----- SUPPLIED DATA -----

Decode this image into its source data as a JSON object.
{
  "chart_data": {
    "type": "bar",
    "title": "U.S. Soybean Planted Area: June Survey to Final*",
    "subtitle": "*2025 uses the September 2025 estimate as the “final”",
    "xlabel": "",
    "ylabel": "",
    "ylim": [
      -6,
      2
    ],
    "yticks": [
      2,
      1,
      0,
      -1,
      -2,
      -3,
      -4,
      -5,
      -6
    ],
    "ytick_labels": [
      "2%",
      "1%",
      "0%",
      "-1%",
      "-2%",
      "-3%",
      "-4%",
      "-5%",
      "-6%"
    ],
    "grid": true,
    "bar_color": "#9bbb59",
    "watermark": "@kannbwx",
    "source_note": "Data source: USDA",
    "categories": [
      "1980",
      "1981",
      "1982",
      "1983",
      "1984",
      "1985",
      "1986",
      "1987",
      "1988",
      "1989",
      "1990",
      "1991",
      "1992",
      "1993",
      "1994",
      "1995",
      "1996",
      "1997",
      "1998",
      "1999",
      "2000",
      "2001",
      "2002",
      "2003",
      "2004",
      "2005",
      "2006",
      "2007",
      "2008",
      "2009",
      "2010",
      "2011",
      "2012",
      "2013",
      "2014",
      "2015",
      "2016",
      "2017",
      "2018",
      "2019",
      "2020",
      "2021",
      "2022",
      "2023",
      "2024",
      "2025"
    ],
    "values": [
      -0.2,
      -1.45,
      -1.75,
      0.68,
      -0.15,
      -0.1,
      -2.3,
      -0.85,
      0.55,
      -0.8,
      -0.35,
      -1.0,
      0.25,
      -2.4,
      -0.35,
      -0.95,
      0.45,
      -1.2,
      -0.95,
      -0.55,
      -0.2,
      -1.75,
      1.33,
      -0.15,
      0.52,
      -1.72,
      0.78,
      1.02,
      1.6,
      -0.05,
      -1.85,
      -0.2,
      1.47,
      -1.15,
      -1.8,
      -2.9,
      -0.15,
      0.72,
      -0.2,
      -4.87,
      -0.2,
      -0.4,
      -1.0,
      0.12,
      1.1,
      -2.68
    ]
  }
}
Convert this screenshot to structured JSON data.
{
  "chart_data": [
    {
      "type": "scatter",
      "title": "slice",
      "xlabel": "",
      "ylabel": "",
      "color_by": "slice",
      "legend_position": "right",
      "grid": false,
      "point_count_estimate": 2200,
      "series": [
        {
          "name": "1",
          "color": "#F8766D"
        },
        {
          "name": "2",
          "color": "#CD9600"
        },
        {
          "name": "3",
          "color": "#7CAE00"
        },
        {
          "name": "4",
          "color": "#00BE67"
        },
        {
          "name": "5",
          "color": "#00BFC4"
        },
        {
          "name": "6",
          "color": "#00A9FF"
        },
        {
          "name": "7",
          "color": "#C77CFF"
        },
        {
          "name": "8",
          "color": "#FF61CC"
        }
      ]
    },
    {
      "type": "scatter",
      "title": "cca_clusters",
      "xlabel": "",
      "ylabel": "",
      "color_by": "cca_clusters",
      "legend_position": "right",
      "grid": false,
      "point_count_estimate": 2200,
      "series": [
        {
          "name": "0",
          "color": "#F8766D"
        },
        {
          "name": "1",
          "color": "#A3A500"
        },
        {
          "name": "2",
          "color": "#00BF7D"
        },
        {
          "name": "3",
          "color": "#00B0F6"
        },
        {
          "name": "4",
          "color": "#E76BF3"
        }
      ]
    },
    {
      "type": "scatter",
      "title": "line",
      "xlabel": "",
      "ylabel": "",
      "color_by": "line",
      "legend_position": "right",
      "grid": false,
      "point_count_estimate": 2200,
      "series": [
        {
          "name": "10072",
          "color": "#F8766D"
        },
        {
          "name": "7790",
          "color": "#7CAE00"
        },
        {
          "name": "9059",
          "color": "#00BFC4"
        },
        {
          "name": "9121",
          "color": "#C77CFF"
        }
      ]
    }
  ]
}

-----

_WHAT YOU WILL DO:_ From the data above, extract every line in its exact form.

_COMPLETE RESPONSE:_
Decode this image into its source data as a JSON object.
{
  "chart_data": {
    "type": "bar",
    "title": "U.S. Soybean Planted Area: June Survey to Final*",
    "subtitle": "*2025 uses the September 2025 estimate as the “final”",
    "xlabel": "",
    "ylabel": "",
    "ylim": [
      -6,
      2
    ],
    "yticks": [
      2,
      1,
      0,
      -1,
      -2,
      -3,
      -4,
      -5,
      -6
    ],
    "ytick_labels": [
      "2%",
      "1%",
      "0%",
      "-1%",
      "-2%",
      "-3%",
      "-4%",
      "-5%",
      "-6%"
    ],
    "grid": true,
    "bar_color": "#9bbb59",
    "watermark": "@kannbwx",
    "source_note": "Data source: USDA",
    "categories": [
      "1980",
      "1981",
      "1982",
      "1983",
      "1984",
      "1985",
      "1986",
      "1987",
      "1988",
      "1989",
      "1990",
      "1991",
      "1992",
      "1993",
      "1994",
      "1995",
      "1996",
      "1997",
      "1998",
      "1999",
      "2000",
      "2001",
      "2002",
      "2003",
      "2004",
      "2005",
      "2006",
      "2007",
      "2008",
      "2009",
      "2010",
      "2011",
      "2012",
      "2013",
      "2014",
      "2015",
      "2016",
      "2017",
      "2018",
      "2019",
      "2020",
      "2021",
      "2022",
      "2023",
      "2024",
      "2025"
    ],
    "values": [
      -0.2,
      -1.45,
      -1.75,
      0.68,
      -0.15,
      -0.1,
      -2.3,
      -0.85,
      0.55,
      -0.8,
      -0.35,
      -1.0,
      0.25,
      -2.4,
      -0.35,
      -0.95,
      0.45,
      -1.2,
      -0.95,
      -0.55,
      -0.2,
      -1.75,
      1.33,
      -0.15,
      0.52,
      -1.72,
      0.78,
      1.02,
      1.6,
      -0.05,
      -1.85,
      -0.2,
      1.47,
      -1.15,
      -1.8,
      -2.9,
      -0.15,
      0.72,
      -0.2,
      -4.87,
      -0.2,
      -0.4,
      -1.0,
      0.12,
      1.1,
      -2.68
    ]
  }
}
Convert this screenshot to structured JSON data.
{
  "chart_data": [
    {
      "type": "scatter",
      "title": "slice",
      "xlabel": "",
      "ylabel": "",
      "color_by": "slice",
      "legend_position": "right",
      "grid": false,
      "point_count_estimate": 2200,
      "series": [
        {
          "name": "1",
          "color": "#F8766D"
        },
        {
          "name": "2",
          "color": "#CD9600"
        },
        {
          "name": "3",
          "color": "#7CAE00"
        },
        {
          "name": "4",
          "color": "#00BE67"
        },
        {
          "name": "5",
          "color": "#00BFC4"
        },
        {
          "name": "6",
          "color": "#00A9FF"
        },
        {
          "name": "7",
          "color": "#C77CFF"
        },
        {
          "name": "8",
          "color": "#FF61CC"
        }
      ]
    },
    {
      "type": "scatter",
      "title": "cca_clusters",
      "xlabel": "",
      "ylabel": "",
      "color_by": "cca_clusters",
      "legend_position": "right",
      "grid": false,
      "point_count_estimate": 2200,
      "series": [
        {
          "name": "0",
          "color": "#F8766D"
        },
        {
          "name": "1",
          "color": "#A3A500"
        },
        {
          "name": "2",
          "color": "#00BF7D"
        },
        {
          "name": "3",
          "color": "#00B0F6"
        },
        {
          "name": "4",
          "color": "#E76BF3"
        }
      ]
    },
    {
      "type": "scatter",
      "title": "line",
      "xlabel": "",
      "ylabel": "",
      "color_by": "line",
      "legend_position": "right",
      "grid": false,
      "point_count_estimate": 2200,
      "series": [
        {
          "name": "10072",
          "color": "#F8766D"
        },
        {
          "name": "7790",
          "color": "#7CAE00"
        },
        {
          "name": "9059",
          "color": "#00BFC4"
        },
        {
          "name": "9121",
          "color": "#C77CFF"
        }
      ]
    }
  ]
}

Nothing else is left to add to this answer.